▶ [A TAREFA] Reescreva o trecho transcrito da sessão parlamentar desde "5 Intervenção dos" até "proposta de lei.", inclusive, substituindo "Assembleia" por "Câmara".

▶ [TRECHO TRANSCRITO]

.....

5 Intervenção dos Estudos Gerais Universitários na solução do problema através da investigação, da criação de campos de treino para estudantes, etc..
Aqui ficam, pois, estas sugestões envoltas nas minhas melhores esperanças, pois creio que esta Assembleia não quererá, certamente, assumir a grave responsabilidade de acolher com indiferença um tema de tão decisiva importância e flagrante actualidade.

Vozes: - Muito bem, muito bem!

O orador foi muito cumprimentado.

O Sr. Presidente: - Vou encerrar a sessão.
Sou informado pelas Comissões designadas para fazer o estudo da proposta de lei da caça de que esse estudo não é fácil desde que a Assembleia esteja a funcionar, uma vez que as Comissões não podem funcionar durante o funcionamento efectivo do plenário. Dizem-me, e eu compreendo, que precisam de tempo para fazer o estudo da proposta de lei.
Por isso mesmo e por estar convencido de que têm razão, não marcarei a próxima sessão plenária senão para quarta-feira dia 2 de Fevereiro. Peço às Comissões que apressem, na medida do possível, o estudo da proposta de lei, que vai constituir objecto da ordem do dia da próxima sessão.
Essa sessão realiza-se, como acabo de dizer, no dia 2 de Fevereiro, à hora regimental. E para o estudo da proposta de lei informo VV. Exas. de que a primeira sessão das Comissões se realizará amanhã, às 15 horas e 30 minutos, tencionando ainda as Comissões reunir as vezes indispensáveis para chegar a soluções fundamentadas relativamente ao estudo da proposta de lei da caça.

.....

▶ [MATERIAL FORNECIDO]
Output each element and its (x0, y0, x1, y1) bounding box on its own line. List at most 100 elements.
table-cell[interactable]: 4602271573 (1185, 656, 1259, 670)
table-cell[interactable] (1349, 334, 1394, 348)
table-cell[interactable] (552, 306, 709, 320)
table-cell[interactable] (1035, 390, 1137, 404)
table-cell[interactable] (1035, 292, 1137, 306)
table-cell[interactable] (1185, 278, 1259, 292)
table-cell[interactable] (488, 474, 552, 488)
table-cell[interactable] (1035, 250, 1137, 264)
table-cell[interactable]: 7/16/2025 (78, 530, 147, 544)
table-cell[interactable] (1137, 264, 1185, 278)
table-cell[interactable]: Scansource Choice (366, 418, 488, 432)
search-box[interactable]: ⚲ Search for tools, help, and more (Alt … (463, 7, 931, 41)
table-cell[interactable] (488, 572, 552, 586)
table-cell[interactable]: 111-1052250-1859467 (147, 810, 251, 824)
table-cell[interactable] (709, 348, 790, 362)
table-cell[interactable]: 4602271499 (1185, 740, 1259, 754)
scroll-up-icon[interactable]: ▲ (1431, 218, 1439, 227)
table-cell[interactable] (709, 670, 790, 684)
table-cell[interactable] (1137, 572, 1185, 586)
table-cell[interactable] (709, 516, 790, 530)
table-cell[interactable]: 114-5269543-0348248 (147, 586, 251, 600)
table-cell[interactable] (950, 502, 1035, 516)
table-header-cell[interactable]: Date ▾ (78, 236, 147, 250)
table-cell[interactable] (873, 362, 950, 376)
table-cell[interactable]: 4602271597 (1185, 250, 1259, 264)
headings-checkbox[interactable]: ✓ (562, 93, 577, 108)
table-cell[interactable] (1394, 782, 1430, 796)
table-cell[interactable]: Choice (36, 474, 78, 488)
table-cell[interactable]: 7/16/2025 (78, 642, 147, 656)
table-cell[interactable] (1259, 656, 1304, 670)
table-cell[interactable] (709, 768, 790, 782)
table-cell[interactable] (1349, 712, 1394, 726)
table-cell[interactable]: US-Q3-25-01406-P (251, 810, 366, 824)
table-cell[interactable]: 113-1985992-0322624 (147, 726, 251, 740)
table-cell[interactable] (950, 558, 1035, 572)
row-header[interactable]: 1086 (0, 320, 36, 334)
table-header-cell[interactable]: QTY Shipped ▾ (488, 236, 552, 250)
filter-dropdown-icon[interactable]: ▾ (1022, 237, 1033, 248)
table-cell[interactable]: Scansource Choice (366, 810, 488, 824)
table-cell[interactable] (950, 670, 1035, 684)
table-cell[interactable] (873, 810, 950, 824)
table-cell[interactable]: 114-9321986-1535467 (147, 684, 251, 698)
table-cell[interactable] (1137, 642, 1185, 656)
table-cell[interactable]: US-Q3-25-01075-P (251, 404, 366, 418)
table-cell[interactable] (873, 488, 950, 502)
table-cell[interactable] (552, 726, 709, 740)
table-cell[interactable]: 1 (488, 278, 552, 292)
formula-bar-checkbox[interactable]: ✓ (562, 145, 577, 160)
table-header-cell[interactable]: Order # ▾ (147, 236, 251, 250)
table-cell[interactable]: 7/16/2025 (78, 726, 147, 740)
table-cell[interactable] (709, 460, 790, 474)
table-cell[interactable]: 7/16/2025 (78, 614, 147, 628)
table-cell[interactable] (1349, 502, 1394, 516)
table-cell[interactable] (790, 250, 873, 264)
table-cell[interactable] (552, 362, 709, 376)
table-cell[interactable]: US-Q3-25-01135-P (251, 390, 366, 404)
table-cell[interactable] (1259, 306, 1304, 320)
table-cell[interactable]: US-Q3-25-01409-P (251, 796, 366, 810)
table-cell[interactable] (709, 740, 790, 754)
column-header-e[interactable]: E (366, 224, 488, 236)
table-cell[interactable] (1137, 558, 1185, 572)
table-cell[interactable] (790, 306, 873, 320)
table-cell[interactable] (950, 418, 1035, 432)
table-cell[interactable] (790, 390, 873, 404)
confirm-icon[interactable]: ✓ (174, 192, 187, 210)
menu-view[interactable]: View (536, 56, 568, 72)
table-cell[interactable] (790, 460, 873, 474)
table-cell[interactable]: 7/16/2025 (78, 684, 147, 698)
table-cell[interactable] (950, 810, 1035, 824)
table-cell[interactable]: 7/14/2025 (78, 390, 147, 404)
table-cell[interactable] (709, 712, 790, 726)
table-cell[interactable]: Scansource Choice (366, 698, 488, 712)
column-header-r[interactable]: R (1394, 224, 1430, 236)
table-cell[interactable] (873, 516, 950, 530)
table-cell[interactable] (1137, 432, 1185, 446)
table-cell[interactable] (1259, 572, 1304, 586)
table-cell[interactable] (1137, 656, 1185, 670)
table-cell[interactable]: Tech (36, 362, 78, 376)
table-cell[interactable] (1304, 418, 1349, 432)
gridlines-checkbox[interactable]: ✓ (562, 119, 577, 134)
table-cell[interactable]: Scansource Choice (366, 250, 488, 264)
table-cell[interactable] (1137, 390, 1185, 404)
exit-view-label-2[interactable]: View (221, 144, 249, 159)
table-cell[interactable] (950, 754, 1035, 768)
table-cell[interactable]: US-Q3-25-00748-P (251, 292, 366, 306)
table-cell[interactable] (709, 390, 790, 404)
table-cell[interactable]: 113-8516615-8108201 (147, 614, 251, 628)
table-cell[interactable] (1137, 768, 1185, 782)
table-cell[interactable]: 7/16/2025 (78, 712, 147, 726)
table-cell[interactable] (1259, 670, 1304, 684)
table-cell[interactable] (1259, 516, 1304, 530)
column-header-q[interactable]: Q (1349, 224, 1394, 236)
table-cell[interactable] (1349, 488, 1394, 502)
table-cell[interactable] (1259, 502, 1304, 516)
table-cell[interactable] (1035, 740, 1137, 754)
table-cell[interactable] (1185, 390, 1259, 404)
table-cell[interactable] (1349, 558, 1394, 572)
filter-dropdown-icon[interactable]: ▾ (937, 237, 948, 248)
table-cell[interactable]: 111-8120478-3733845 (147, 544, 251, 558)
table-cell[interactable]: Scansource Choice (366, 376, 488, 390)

.....

▶ [RESOLUÇÃO]
5 Intervenção dos Estudos Gerais Universitários na solução do problema através da investigação, da criação de campos de treino para estudantes, etc..
Aqui ficam, pois, estas sugestões envoltas nas minhas melhores esperanças, pois creio que esta Câmara não quererá, certamente, assumir a grave responsabilidade de acolher com indiferença um tema de tão decisiva importância e flagrante actualidade.

Vozes: - Muito bem, muito bem!

O orador foi muito cumprimentado.

O Sr. Presidente: - Vou encerrar a sessão.
Sou informado pelas Comissões designadas para fazer o estudo da proposta de lei da caça de que esse estudo não é fácil desde que a Câmara esteja a funcionar, uma vez que as Comissões não podem funcionar durante o funcionamento efectivo do plenário. Dizem-me, e eu compreendo, que precisam de tempo para fazer o estudo da proposta de lei.